>> Start Stored records

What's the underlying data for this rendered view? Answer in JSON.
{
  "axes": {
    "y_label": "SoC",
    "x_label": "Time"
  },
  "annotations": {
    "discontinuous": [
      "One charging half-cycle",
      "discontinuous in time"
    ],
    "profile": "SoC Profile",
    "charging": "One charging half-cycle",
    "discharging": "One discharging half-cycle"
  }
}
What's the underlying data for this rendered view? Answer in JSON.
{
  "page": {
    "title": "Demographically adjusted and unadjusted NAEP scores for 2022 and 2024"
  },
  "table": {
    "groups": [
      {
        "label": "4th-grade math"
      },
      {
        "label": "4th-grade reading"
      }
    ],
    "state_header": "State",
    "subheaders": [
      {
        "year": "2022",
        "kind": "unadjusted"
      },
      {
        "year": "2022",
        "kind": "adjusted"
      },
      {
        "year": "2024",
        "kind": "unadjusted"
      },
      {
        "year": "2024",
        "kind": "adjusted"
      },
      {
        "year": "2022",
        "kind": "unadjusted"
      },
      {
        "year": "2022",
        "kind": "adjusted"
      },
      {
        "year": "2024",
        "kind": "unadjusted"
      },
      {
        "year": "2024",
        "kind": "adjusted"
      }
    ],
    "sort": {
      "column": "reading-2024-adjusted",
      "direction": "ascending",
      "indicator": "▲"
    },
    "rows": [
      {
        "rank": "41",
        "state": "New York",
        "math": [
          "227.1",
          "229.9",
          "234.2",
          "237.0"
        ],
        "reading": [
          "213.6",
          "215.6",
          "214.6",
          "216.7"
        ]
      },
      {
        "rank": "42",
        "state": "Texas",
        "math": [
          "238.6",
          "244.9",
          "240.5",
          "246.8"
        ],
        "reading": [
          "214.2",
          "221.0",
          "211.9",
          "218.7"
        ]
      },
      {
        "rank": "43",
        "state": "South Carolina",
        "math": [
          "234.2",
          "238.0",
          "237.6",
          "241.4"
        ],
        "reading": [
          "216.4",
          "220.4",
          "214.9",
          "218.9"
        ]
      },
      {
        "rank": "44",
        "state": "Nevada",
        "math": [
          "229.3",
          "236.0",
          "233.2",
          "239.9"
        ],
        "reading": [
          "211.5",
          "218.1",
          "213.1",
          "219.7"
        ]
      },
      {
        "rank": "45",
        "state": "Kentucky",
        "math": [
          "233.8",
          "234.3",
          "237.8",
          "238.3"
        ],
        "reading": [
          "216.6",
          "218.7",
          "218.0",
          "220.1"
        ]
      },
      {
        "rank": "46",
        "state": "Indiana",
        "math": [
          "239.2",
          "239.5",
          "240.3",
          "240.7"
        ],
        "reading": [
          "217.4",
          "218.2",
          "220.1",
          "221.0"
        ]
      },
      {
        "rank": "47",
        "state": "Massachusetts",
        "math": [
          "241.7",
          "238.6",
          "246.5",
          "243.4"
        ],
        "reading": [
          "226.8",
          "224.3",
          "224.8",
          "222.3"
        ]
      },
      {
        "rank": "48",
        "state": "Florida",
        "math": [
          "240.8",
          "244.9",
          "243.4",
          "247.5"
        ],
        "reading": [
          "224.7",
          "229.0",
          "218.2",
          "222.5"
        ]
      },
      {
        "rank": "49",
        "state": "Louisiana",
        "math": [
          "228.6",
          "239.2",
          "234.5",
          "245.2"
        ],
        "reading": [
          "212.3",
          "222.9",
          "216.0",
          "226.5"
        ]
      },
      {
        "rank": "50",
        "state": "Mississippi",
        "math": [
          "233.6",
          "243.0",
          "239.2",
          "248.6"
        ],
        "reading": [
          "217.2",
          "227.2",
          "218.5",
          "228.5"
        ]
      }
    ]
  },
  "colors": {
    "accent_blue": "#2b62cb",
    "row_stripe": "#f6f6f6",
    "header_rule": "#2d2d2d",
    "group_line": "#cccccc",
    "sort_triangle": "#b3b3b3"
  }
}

>> End Stored records

» Exercise: Where a line of the entries contains the word "cycle", copy that line.

» Output:
      "One charging half-cycle",
    "charging": "One charging half-cycle",
    "discharging": "One discharging half-cycle"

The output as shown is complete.